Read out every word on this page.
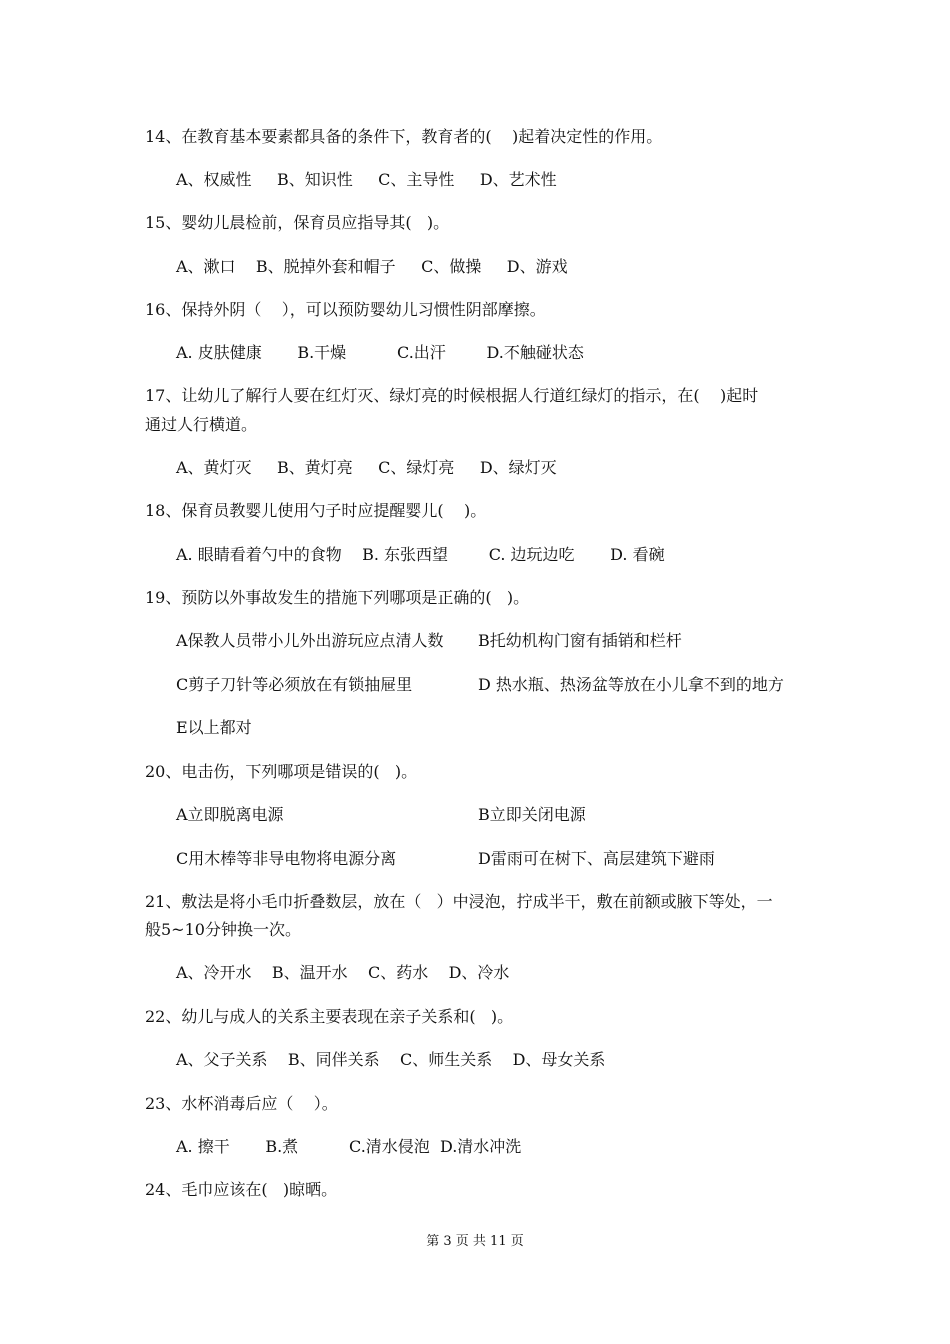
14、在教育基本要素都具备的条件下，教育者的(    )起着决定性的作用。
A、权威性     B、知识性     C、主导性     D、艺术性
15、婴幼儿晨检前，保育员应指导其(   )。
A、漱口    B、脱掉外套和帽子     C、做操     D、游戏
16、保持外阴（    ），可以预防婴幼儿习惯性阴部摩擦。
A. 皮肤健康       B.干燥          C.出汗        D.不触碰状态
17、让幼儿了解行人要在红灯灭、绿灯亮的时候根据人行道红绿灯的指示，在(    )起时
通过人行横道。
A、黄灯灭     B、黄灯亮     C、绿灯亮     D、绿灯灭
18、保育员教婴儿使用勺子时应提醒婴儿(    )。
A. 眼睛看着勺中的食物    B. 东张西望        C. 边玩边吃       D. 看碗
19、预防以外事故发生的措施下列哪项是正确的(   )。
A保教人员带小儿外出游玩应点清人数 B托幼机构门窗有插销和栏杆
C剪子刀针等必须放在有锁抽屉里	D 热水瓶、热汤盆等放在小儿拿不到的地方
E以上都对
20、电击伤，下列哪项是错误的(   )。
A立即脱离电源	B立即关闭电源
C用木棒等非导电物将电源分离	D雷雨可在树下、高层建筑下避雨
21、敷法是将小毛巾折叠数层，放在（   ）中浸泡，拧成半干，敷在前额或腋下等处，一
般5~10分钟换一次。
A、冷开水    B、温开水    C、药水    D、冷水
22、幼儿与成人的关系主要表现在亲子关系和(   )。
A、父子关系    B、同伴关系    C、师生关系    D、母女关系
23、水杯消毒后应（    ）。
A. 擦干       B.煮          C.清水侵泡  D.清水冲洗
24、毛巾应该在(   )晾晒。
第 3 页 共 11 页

○ ○ ○ ○ ○

Repeat all the records above exactly, leaving out any pictures.

Read out every word on this page.
14、在教育基本要素都具备的条件下，教育者的(    )起着决定性的作用。
A、权威性     B、知识性     C、主导性     D、艺术性
15、婴幼儿晨检前，保育员应指导其(   )。
A、漱口    B、脱掉外套和帽子     C、做操     D、游戏
16、保持外阴（    ），可以预防婴幼儿习惯性阴部摩擦。
A. 皮肤健康       B.干燥          C.出汗        D.不触碰状态
17、让幼儿了解行人要在红灯灭、绿灯亮的时候根据人行道红绿灯的指示，在(    )起时
通过人行横道。
A、黄灯灭     B、黄灯亮     C、绿灯亮     D、绿灯灭
18、保育员教婴儿使用勺子时应提醒婴儿(    )。
A. 眼睛看着勺中的食物    B. 东张西望        C. 边玩边吃       D. 看碗
19、预防以外事故发生的措施下列哪项是正确的(   )。
A保教人员带小儿外出游玩应点清人数 B托幼机构门窗有插销和栏杆
C剪子刀针等必须放在有锁抽屉里	D 热水瓶、热汤盆等放在小儿拿不到的地方
E以上都对
20、电击伤，下列哪项是错误的(   )。
A立即脱离电源	B立即关闭电源
C用木棒等非导电物将电源分离	D雷雨可在树下、高层建筑下避雨
21、敷法是将小毛巾折叠数层，放在（   ）中浸泡，拧成半干，敷在前额或腋下等处，一
般5~10分钟换一次。
A、冷开水    B、温开水    C、药水    D、冷水
22、幼儿与成人的关系主要表现在亲子关系和(   )。
A、父子关系    B、同伴关系    C、师生关系    D、母女关系
23、水杯消毒后应（    ）。
A. 擦干       B.煮          C.清水侵泡  D.清水冲洗
24、毛巾应该在(   )晾晒。
第 3 页 共 11 页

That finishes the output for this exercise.